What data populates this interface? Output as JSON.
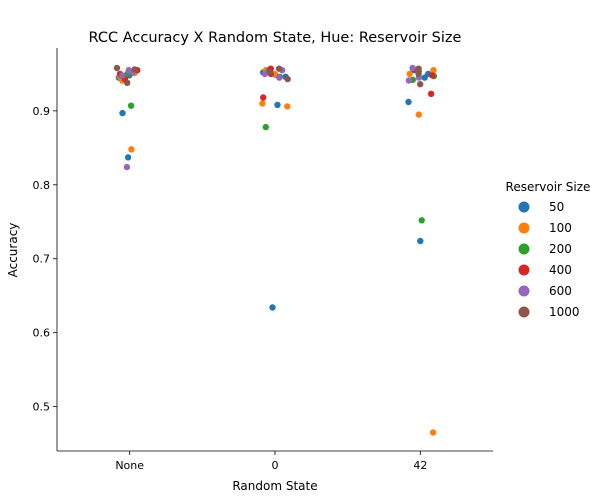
{
  "chart_data": {
    "type": "scatter",
    "title": "RCC Accuracy X Random State, Hue: Reservoir Size",
    "xlabel": "Random State",
    "ylabel": "Accuracy",
    "categories": [
      "None",
      "0",
      "42"
    ],
    "ylim": [
      0.44,
      0.985
    ],
    "yticks": [
      "0.5",
      "0.6",
      "0.7",
      "0.8",
      "0.9"
    ],
    "grid": false,
    "legend": {
      "title": "Reservoir Size",
      "placement": "right"
    },
    "series": [
      {
        "name": "50",
        "color": "#1f77b4",
        "points": [
          {
            "x": "None",
            "y": 0.948
          },
          {
            "x": "None",
            "y": 0.952
          },
          {
            "x": "None",
            "y": 0.945
          },
          {
            "x": "None",
            "y": 0.897
          },
          {
            "x": "None",
            "y": 0.837
          },
          {
            "x": "0",
            "y": 0.949
          },
          {
            "x": "0",
            "y": 0.952
          },
          {
            "x": "0",
            "y": 0.946
          },
          {
            "x": "0",
            "y": 0.908
          },
          {
            "x": "0",
            "y": 0.634
          },
          {
            "x": "42",
            "y": 0.955
          },
          {
            "x": "42",
            "y": 0.95
          },
          {
            "x": "42",
            "y": 0.945
          },
          {
            "x": "42",
            "y": 0.912
          },
          {
            "x": "42",
            "y": 0.724
          }
        ]
      },
      {
        "name": "100",
        "color": "#ff7f0e",
        "points": [
          {
            "x": "None",
            "y": 0.941
          },
          {
            "x": "None",
            "y": 0.951
          },
          {
            "x": "None",
            "y": 0.946
          },
          {
            "x": "None",
            "y": 0.848
          },
          {
            "x": "0",
            "y": 0.95
          },
          {
            "x": "0",
            "y": 0.955
          },
          {
            "x": "0",
            "y": 0.91
          },
          {
            "x": "0",
            "y": 0.906
          },
          {
            "x": "42",
            "y": 0.955
          },
          {
            "x": "42",
            "y": 0.95
          },
          {
            "x": "42",
            "y": 0.895
          },
          {
            "x": "42",
            "y": 0.465
          }
        ]
      },
      {
        "name": "200",
        "color": "#2ca02c",
        "points": [
          {
            "x": "None",
            "y": 0.948
          },
          {
            "x": "None",
            "y": 0.95
          },
          {
            "x": "None",
            "y": 0.907
          },
          {
            "x": "0",
            "y": 0.946
          },
          {
            "x": "0",
            "y": 0.955
          },
          {
            "x": "0",
            "y": 0.878
          },
          {
            "x": "42",
            "y": 0.947
          },
          {
            "x": "42",
            "y": 0.953
          },
          {
            "x": "42",
            "y": 0.942
          },
          {
            "x": "42",
            "y": 0.752
          }
        ]
      },
      {
        "name": "400",
        "color": "#d62728",
        "points": [
          {
            "x": "None",
            "y": 0.943
          },
          {
            "x": "None",
            "y": 0.95
          },
          {
            "x": "None",
            "y": 0.955
          },
          {
            "x": "0",
            "y": 0.957
          },
          {
            "x": "0",
            "y": 0.95
          },
          {
            "x": "0",
            "y": 0.918
          },
          {
            "x": "42",
            "y": 0.948
          },
          {
            "x": "42",
            "y": 0.957
          },
          {
            "x": "42",
            "y": 0.923
          }
        ]
      },
      {
        "name": "600",
        "color": "#9467bd",
        "points": [
          {
            "x": "None",
            "y": 0.955
          },
          {
            "x": "None",
            "y": 0.948
          },
          {
            "x": "None",
            "y": 0.952
          },
          {
            "x": "None",
            "y": 0.824
          },
          {
            "x": "0",
            "y": 0.955
          },
          {
            "x": "0",
            "y": 0.945
          },
          {
            "x": "0",
            "y": 0.95
          },
          {
            "x": "42",
            "y": 0.958
          },
          {
            "x": "42",
            "y": 0.945
          },
          {
            "x": "42",
            "y": 0.941
          }
        ]
      },
      {
        "name": "1000",
        "color": "#8c564b",
        "points": [
          {
            "x": "None",
            "y": 0.958
          },
          {
            "x": "None",
            "y": 0.938
          },
          {
            "x": "None",
            "y": 0.956
          },
          {
            "x": "0",
            "y": 0.957
          },
          {
            "x": "0",
            "y": 0.943
          },
          {
            "x": "0",
            "y": 0.952
          },
          {
            "x": "42",
            "y": 0.957
          },
          {
            "x": "42",
            "y": 0.936
          },
          {
            "x": "42",
            "y": 0.95
          }
        ]
      }
    ]
  }
}
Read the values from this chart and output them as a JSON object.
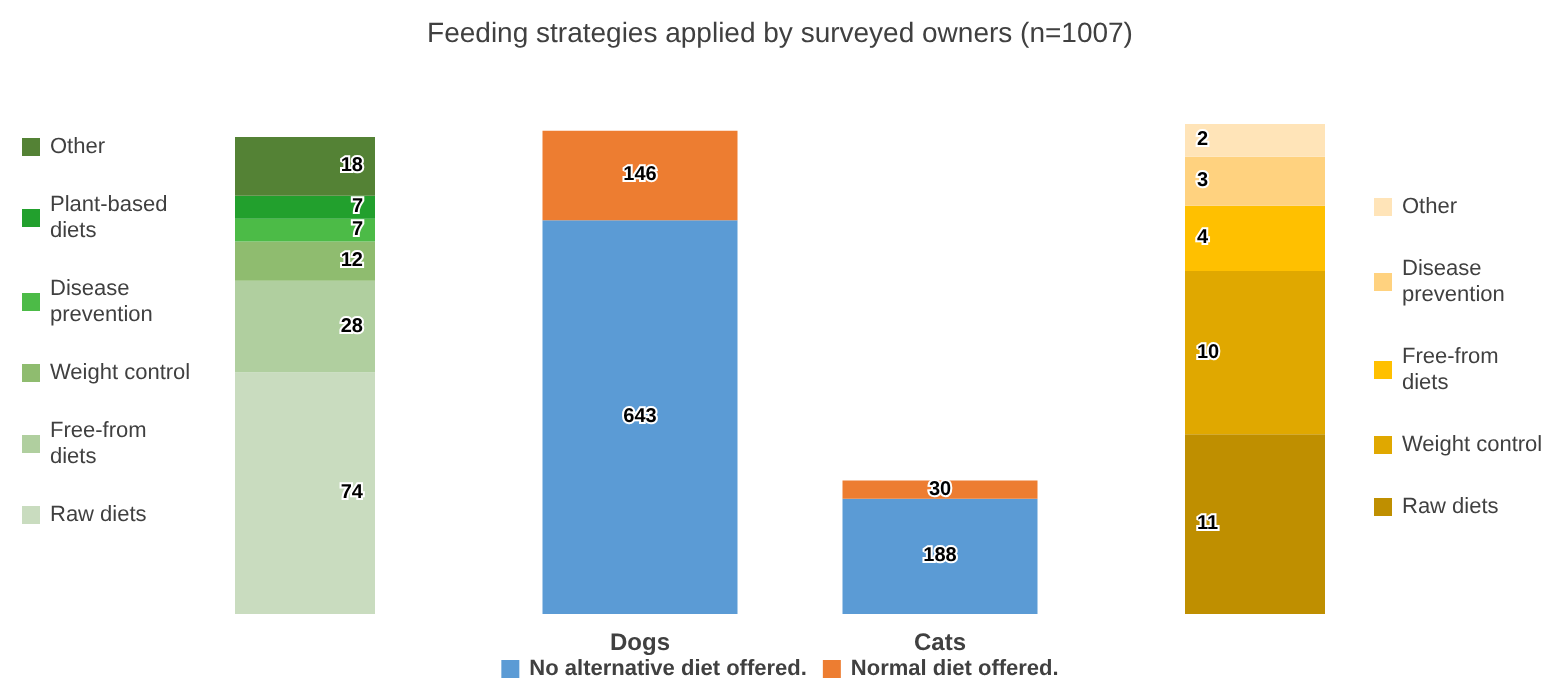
{
  "chart_data": [
    {
      "type": "bar",
      "categories": [
        null
      ],
      "stacked": true,
      "data_labels": true,
      "legend": "left",
      "tick_labels": false,
      "series": [
        {
          "name": "Raw diets",
          "color": "#c9dcbf",
          "values": [
            74
          ]
        },
        {
          "name": "Free-from diets",
          "color": "#b0cf9f",
          "values": [
            28
          ]
        },
        {
          "name": "Weight control",
          "color": "#8fbc6f",
          "values": [
            12
          ]
        },
        {
          "name": "Disease prevention",
          "color": "#4cbb47",
          "values": [
            7
          ]
        },
        {
          "name": "Plant-based diets",
          "color": "#22a02d",
          "values": [
            7
          ]
        },
        {
          "name": "Other",
          "color": "#548235",
          "values": [
            18
          ]
        }
      ]
    },
    {
      "type": "bar",
      "title": "Feeding strategies applied by surveyed owners (n=1007)",
      "categories": [
        "Dogs",
        "Cats"
      ],
      "stacked": true,
      "data_labels": true,
      "legend": "bottom",
      "tick_labels": "x",
      "ylim": [
        0,
        800
      ],
      "series": [
        {
          "name": "No alternative diet offered.",
          "color": "#5b9bd5",
          "values": [
            643,
            188
          ]
        },
        {
          "name": "Normal diet offered.",
          "color": "#ed7d31",
          "values": [
            146,
            30
          ]
        }
      ]
    },
    {
      "type": "bar",
      "categories": [
        null
      ],
      "stacked": true,
      "data_labels": true,
      "legend": "right",
      "tick_labels": false,
      "series": [
        {
          "name": "Raw diets",
          "color": "#bf8f00",
          "values": [
            11
          ]
        },
        {
          "name": "Weight control",
          "color": "#e0a800",
          "values": [
            10
          ]
        },
        {
          "name": "Free-from diets",
          "color": "#ffc000",
          "values": [
            4
          ]
        },
        {
          "name": "Disease prevention",
          "color": "#ffd27f",
          "values": [
            3
          ]
        },
        {
          "name": "Other",
          "color": "#ffe4b8",
          "values": [
            2
          ]
        }
      ]
    }
  ]
}
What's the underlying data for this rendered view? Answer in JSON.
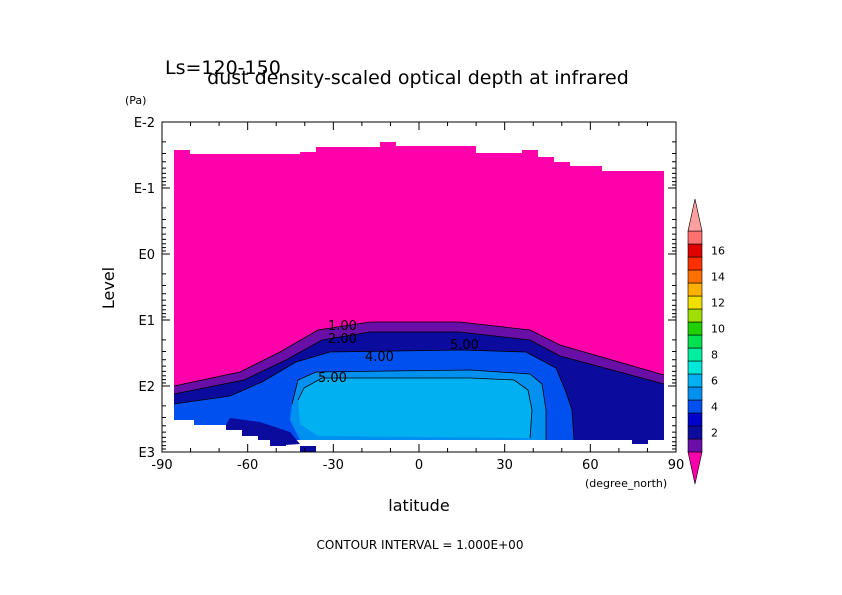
{
  "chart_data": {
    "type": "contour",
    "title_main": "dust density-scaled optical depth at infrared",
    "title_sub": "Ls=120-150",
    "xlabel": "latitude",
    "xunit": "(degree_north)",
    "ylabel": "Level",
    "yunit": "(Pa)",
    "x_ticks": [
      "-90",
      "-60",
      "-30",
      "0",
      "30",
      "60",
      "90"
    ],
    "y_ticks": [
      "E-2",
      "E-1",
      "E0",
      "E1",
      "E2",
      "E3"
    ],
    "xlim": [
      -90,
      90
    ],
    "ylim_log10_pa": [
      -2,
      3
    ],
    "y_scale": "log",
    "contour_labels": [
      "1.00",
      "2.00",
      "4.00",
      "5.00",
      "5.00"
    ],
    "footer": "CONTOUR INTERVAL = 1.000E+00",
    "colorbar": {
      "labels": [
        "2",
        "4",
        "6",
        "8",
        "10",
        "12",
        "14",
        "16"
      ],
      "colors": [
        "#ff00aa",
        "#6a0ea8",
        "#0b0b9e",
        "#0000cc",
        "#0050f0",
        "#0090f0",
        "#00b0f0",
        "#00e8d8",
        "#00f0a0",
        "#00e050",
        "#20d000",
        "#a0e000",
        "#f0e000",
        "#ffb000",
        "#ff7000",
        "#ff3000",
        "#e00000",
        "#ff7070",
        "#ffa0a0"
      ]
    }
  }
}
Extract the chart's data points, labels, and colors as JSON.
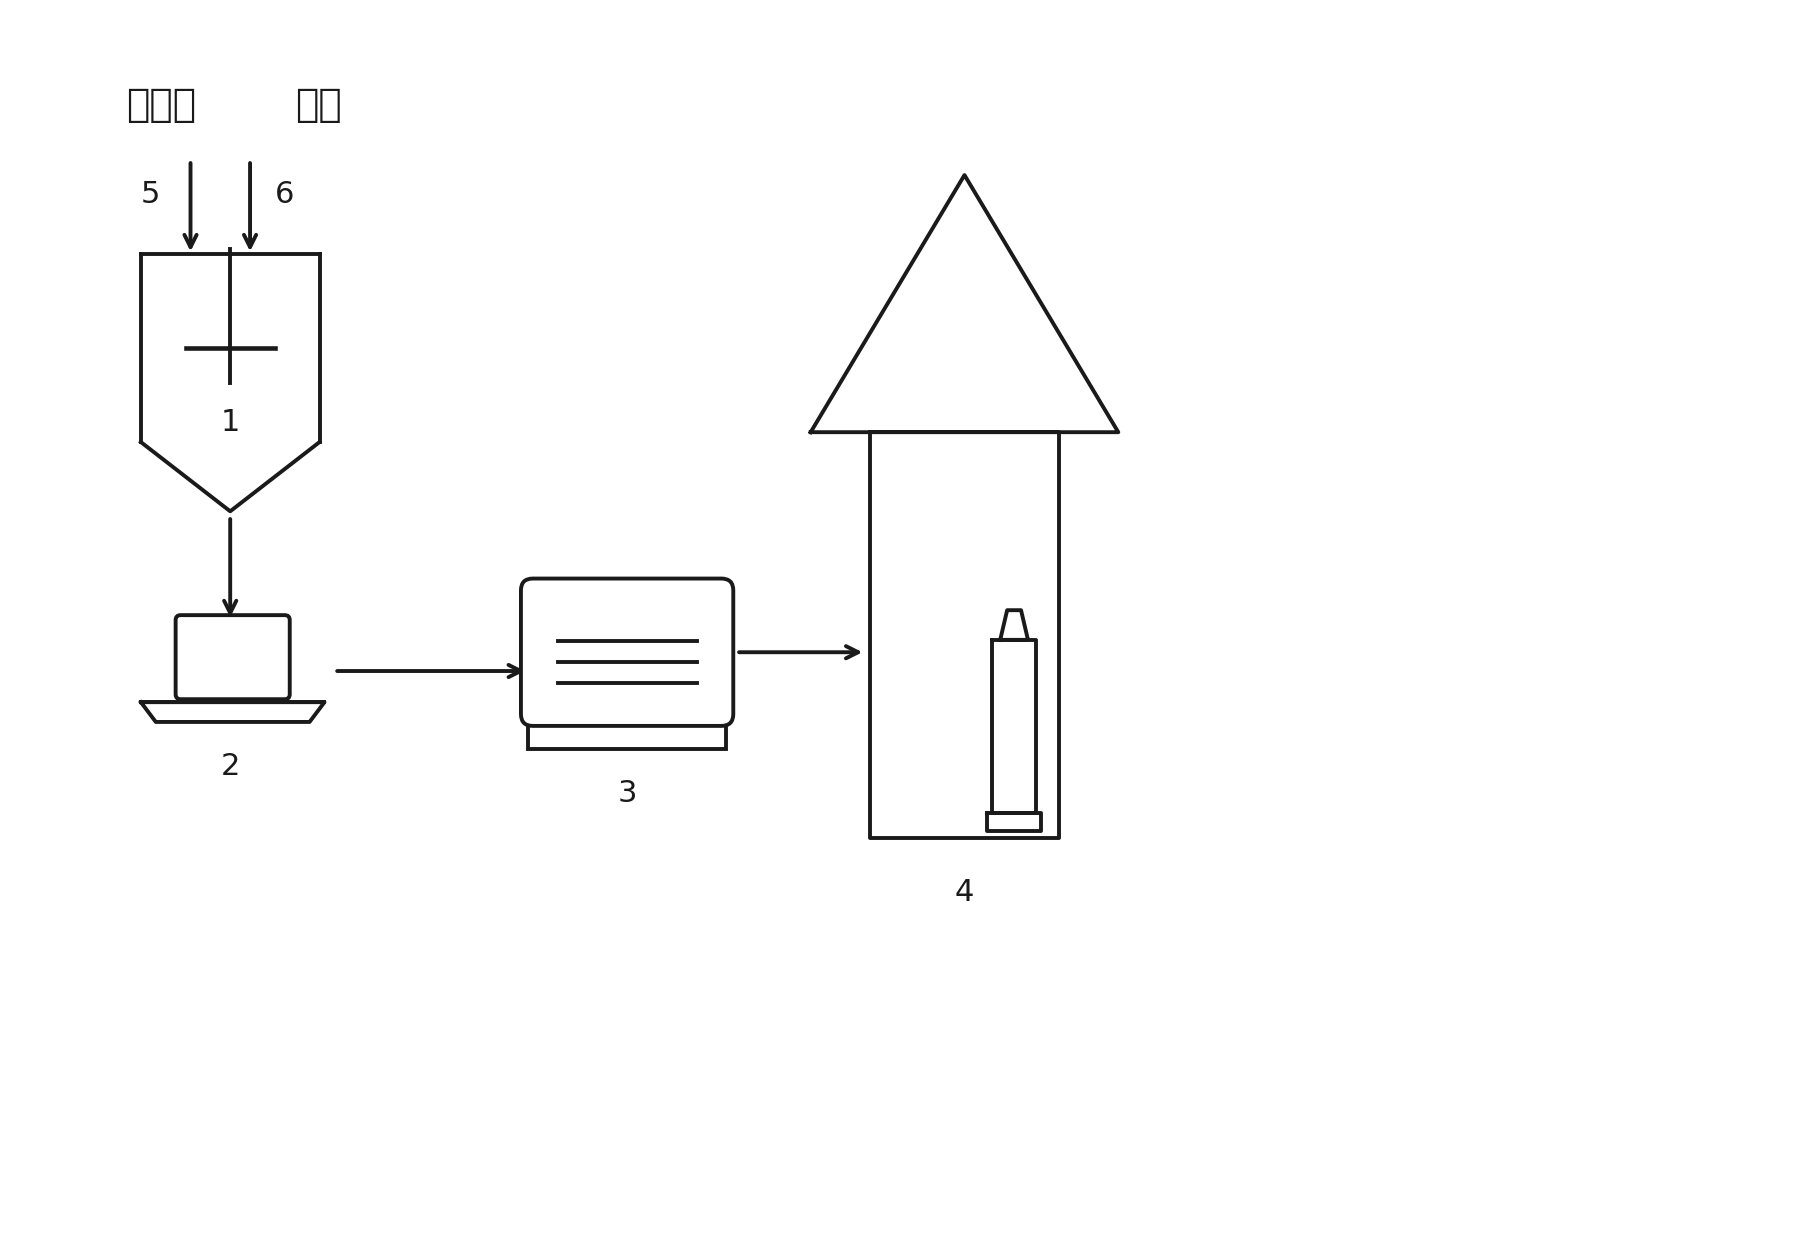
{
  "bg_color": "#ffffff",
  "line_color": "#1a1a1a",
  "lw": 2.8,
  "font_size_labels": 28,
  "font_size_numbers": 22,
  "figsize": [
    17.96,
    12.56
  ],
  "dpi": 100
}
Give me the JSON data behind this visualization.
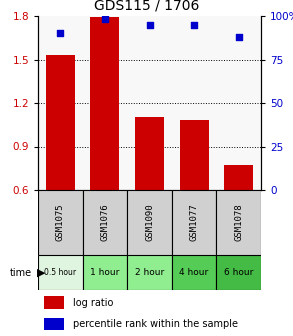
{
  "title": "GDS115 / 1706",
  "samples": [
    "GSM1075",
    "GSM1076",
    "GSM1090",
    "GSM1077",
    "GSM1078"
  ],
  "time_labels": [
    "0.5 hour",
    "1 hour",
    "2 hour",
    "4 hour",
    "6 hour"
  ],
  "time_colors": [
    "#e0f5e0",
    "#90EE90",
    "#90EE90",
    "#55cc55",
    "#44bb44"
  ],
  "log_ratios": [
    1.53,
    1.79,
    1.1,
    1.08,
    0.77
  ],
  "percentile_ranks": [
    90,
    98,
    95,
    95,
    88
  ],
  "ylim_left": [
    0.6,
    1.8
  ],
  "ylim_right": [
    0,
    100
  ],
  "yticks_left": [
    0.6,
    0.9,
    1.2,
    1.5,
    1.8
  ],
  "yticks_right": [
    0,
    25,
    50,
    75,
    100
  ],
  "bar_color": "#CC0000",
  "dot_color": "#0000CC",
  "bar_bottom": 0.6,
  "background_color": "#ffffff",
  "left_label_color": "#CC0000",
  "right_label_color": "#0000CC",
  "grid_yticks": [
    0.9,
    1.2,
    1.5
  ],
  "sample_bg": "#d0d0d0",
  "legend_items": [
    "log ratio",
    "percentile rank within the sample"
  ]
}
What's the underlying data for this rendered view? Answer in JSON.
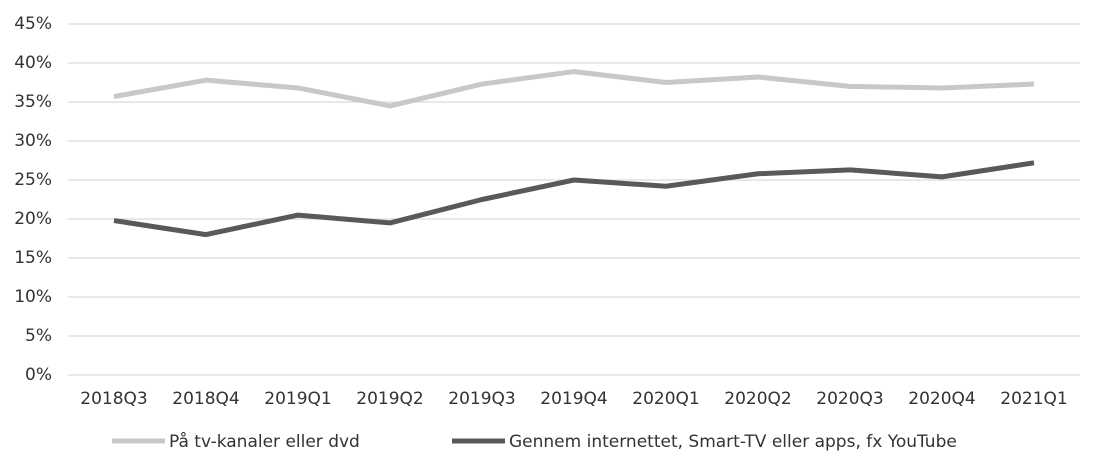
{
  "chart_data": {
    "type": "line",
    "categories": [
      "2018Q3",
      "2018Q4",
      "2019Q1",
      "2019Q2",
      "2019Q3",
      "2019Q4",
      "2020Q1",
      "2020Q2",
      "2020Q3",
      "2020Q4",
      "2021Q1"
    ],
    "series": [
      {
        "name": "På tv-kanaler eller dvd",
        "color": "#c8c8c8",
        "values": [
          35.7,
          37.8,
          36.8,
          34.5,
          37.3,
          38.9,
          37.5,
          38.2,
          37.0,
          36.8,
          37.3
        ]
      },
      {
        "name": "Gennem internettet, Smart-TV eller apps, fx YouTube",
        "color": "#595959",
        "values": [
          19.8,
          18.0,
          20.5,
          19.5,
          22.5,
          25.0,
          24.2,
          25.8,
          26.3,
          25.4,
          27.2
        ]
      }
    ],
    "ylim": [
      0,
      45
    ],
    "yticks": [
      {
        "value": 0,
        "label": "0%"
      },
      {
        "value": 5,
        "label": "5%"
      },
      {
        "value": 10,
        "label": "10%"
      },
      {
        "value": 15,
        "label": "15%"
      },
      {
        "value": 20,
        "label": "20%"
      },
      {
        "value": 25,
        "label": "25%"
      },
      {
        "value": 30,
        "label": "30%"
      },
      {
        "value": 35,
        "label": "35%"
      },
      {
        "value": 40,
        "label": "40%"
      },
      {
        "value": 45,
        "label": "45%"
      }
    ],
    "grid": true,
    "legend": "bottom"
  }
}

__TASK INSTRUCTIONS__
Give only the count of lines in which the string "ffffff" appears.

__SOLUTION TO THIS EXERCISE__
2